> _Prompt_
Locate each line of the material that contains "chung", then return it.

> _Excerpted data_
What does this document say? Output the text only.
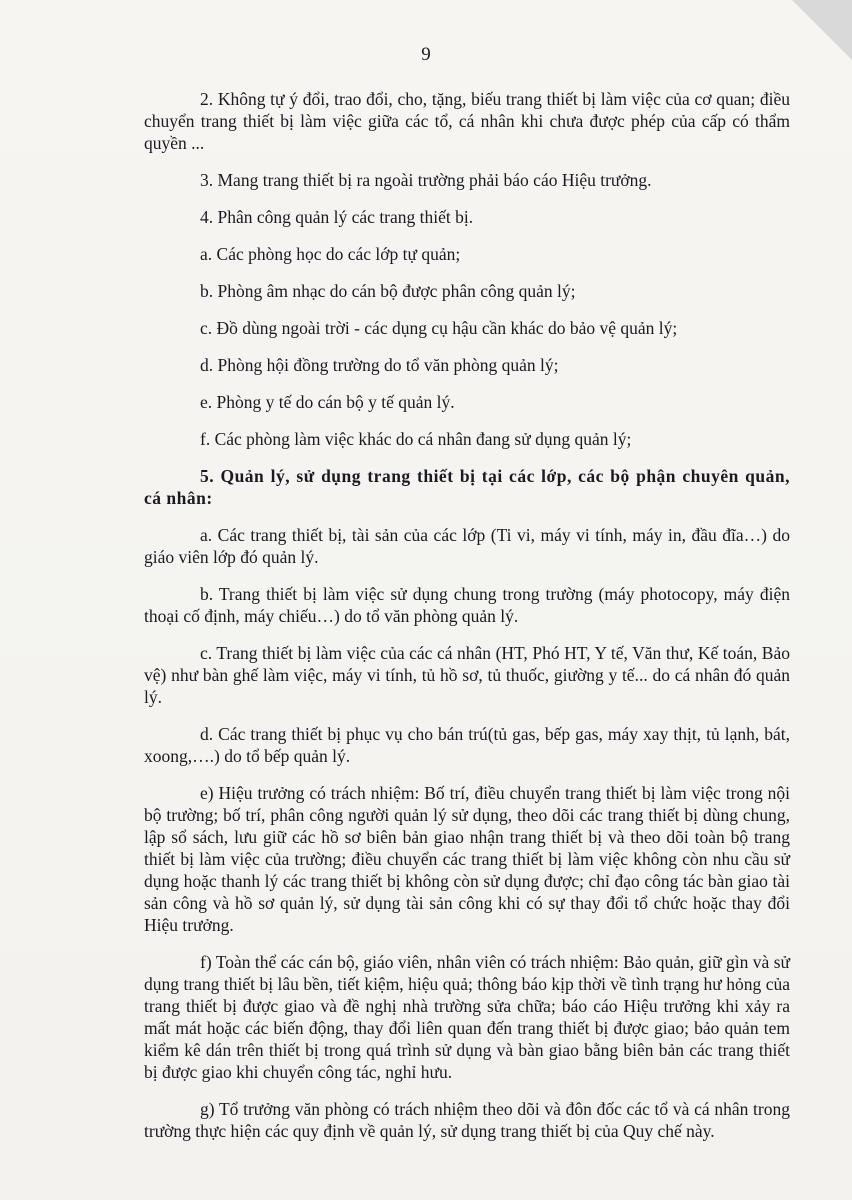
9

2. Không tự ý đổi, trao đổi, cho, tặng, biếu trang thiết bị làm việc của cơ quan; điều chuyển trang thiết bị làm việc giữa các tổ, cá nhân khi chưa được phép của cấp có thẩm quyền ...

3. Mang trang thiết bị ra ngoài trường phải báo cáo Hiệu trưởng.

4. Phân công quản lý các trang thiết bị.

a. Các phòng học do các lớp tự quản;

b. Phòng âm nhạc do cán bộ được phân công quản lý;

c. Đồ dùng ngoài trời - các dụng cụ hậu cần khác do bảo vệ quản lý;

d. Phòng hội đồng trường do tổ văn phòng quản lý;

e. Phòng y tế do cán bộ y tế quản lý.

f. Các phòng làm việc khác do cá nhân đang sử dụng quản lý;

5. Quản lý, sử dụng trang thiết bị tại các lớp, các bộ phận chuyên quản, cá nhân:

a. Các trang thiết bị, tài sản của các lớp (Ti vi, máy vi tính, máy in, đầu đĩa…) do giáo viên lớp đó quản lý.

b. Trang thiết bị làm việc sử dụng chung trong trường (máy photocopy, máy điện thoại cố định, máy chiếu…) do tổ văn phòng quản lý.

c. Trang thiết bị làm việc của các cá nhân (HT, Phó HT, Y tế, Văn thư, Kế toán, Bảo vệ) như bàn ghế làm việc, máy vi tính, tủ hồ sơ, tủ thuốc, giường y tế... do cá nhân đó quản lý.

d. Các trang thiết bị phục vụ cho bán trú(tủ gas, bếp gas, máy xay thịt, tủ lạnh, bát, xoong,….) do tổ bếp quản lý.

e) Hiệu trưởng có trách nhiệm: Bố trí, điều chuyển trang thiết bị làm việc trong nội bộ trường; bố trí, phân công người quản lý sử dụng, theo dõi các trang thiết bị dùng chung, lập sổ sách, lưu giữ các hồ sơ biên bản giao nhận trang thiết bị và theo dõi toàn bộ trang thiết bị làm việc của trường; điều chuyển các trang thiết bị làm việc không còn nhu cầu sử dụng hoặc thanh lý các trang thiết bị không còn sử dụng được; chỉ đạo công tác bàn giao tài sản công và hồ sơ quản lý, sử dụng tài sản công khi có sự thay đổi tổ chức hoặc thay đổi Hiệu trưởng.

f) Toàn thể các cán bộ, giáo viên, nhân viên có trách nhiệm: Bảo quản, giữ gìn và sử dụng trang thiết bị lâu bền, tiết kiệm, hiệu quả; thông báo kịp thời về tình trạng hư hỏng của trang thiết bị được giao và đề nghị nhà trường sửa chữa; báo cáo Hiệu trưởng khi xảy ra mất mát hoặc các biến động, thay đổi liên quan đến trang thiết bị được giao; bảo quản tem kiểm kê dán trên thiết bị trong quá trình sử dụng và bàn giao bằng biên bản các trang thiết bị được giao khi chuyển công tác, nghỉ hưu.

g) Tổ trưởng văn phòng có trách nhiệm theo dõi và đôn đốc các tổ và cá nhân trong trường thực hiện các quy định về quản lý, sử dụng trang thiết bị của Quy chế này.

> _Solution for this exercise_
b. Trang thiết bị làm việc sử dụng chung trong trường (máy photocopy, máy điện thoại cố định, máy chiếu…) do tổ văn phòng quản lý.
e) Hiệu trưởng có trách nhiệm: Bố trí, điều chuyển trang thiết bị làm việc trong nội bộ trường; bố trí, phân công người quản lý sử dụng, theo dõi các trang thiết bị dùng chung, lập sổ sách, lưu giữ các hồ sơ biên bản giao nhận trang thiết bị và theo dõi toàn bộ trang thiết bị làm việc của trường; điều chuyển các trang thiết bị làm việc không còn nhu cầu sử dụng hoặc thanh lý các trang thiết bị không còn sử dụng được; chỉ đạo công tác bàn giao tài sản công và hồ sơ quản lý, sử dụng tài sản công khi có sự thay đổi tổ chức hoặc thay đổi Hiệu trưởng.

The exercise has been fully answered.